> Problem statement
Where does the string "Udvikling" appear? Copy every line of the entries below that holds it.

> Provided information
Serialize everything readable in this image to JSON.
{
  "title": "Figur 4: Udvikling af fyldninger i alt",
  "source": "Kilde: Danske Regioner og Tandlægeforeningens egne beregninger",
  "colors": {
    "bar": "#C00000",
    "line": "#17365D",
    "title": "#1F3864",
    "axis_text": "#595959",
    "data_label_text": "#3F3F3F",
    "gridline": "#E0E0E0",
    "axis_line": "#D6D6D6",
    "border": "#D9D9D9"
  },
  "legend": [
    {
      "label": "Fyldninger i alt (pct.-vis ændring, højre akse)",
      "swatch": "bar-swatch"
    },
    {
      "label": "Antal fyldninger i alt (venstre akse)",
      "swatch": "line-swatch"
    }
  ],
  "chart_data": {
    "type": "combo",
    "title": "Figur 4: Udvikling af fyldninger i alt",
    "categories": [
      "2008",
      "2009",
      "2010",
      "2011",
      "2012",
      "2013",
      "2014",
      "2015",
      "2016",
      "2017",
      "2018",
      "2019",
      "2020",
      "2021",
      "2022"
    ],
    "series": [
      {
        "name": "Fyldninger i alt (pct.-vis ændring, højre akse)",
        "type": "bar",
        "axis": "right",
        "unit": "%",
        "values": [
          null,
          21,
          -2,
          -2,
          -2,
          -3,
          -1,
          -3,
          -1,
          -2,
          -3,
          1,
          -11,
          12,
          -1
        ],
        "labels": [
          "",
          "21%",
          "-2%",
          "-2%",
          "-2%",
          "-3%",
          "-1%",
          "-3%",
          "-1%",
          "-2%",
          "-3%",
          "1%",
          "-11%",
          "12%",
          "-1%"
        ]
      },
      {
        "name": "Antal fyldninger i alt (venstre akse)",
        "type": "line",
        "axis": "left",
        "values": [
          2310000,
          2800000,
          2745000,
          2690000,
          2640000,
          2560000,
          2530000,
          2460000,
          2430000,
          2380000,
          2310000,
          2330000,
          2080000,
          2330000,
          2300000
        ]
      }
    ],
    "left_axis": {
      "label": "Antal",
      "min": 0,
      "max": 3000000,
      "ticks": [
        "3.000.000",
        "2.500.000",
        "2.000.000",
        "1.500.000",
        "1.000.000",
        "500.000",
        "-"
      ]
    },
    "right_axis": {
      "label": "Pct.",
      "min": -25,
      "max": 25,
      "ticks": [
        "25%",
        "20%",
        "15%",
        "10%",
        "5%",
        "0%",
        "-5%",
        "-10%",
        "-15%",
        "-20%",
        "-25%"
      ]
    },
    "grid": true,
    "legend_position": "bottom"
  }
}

> The answer
  "title": "Figur 4: Udvikling af fyldninger i alt",
    "title": "Figur 4: Udvikling af fyldninger i alt",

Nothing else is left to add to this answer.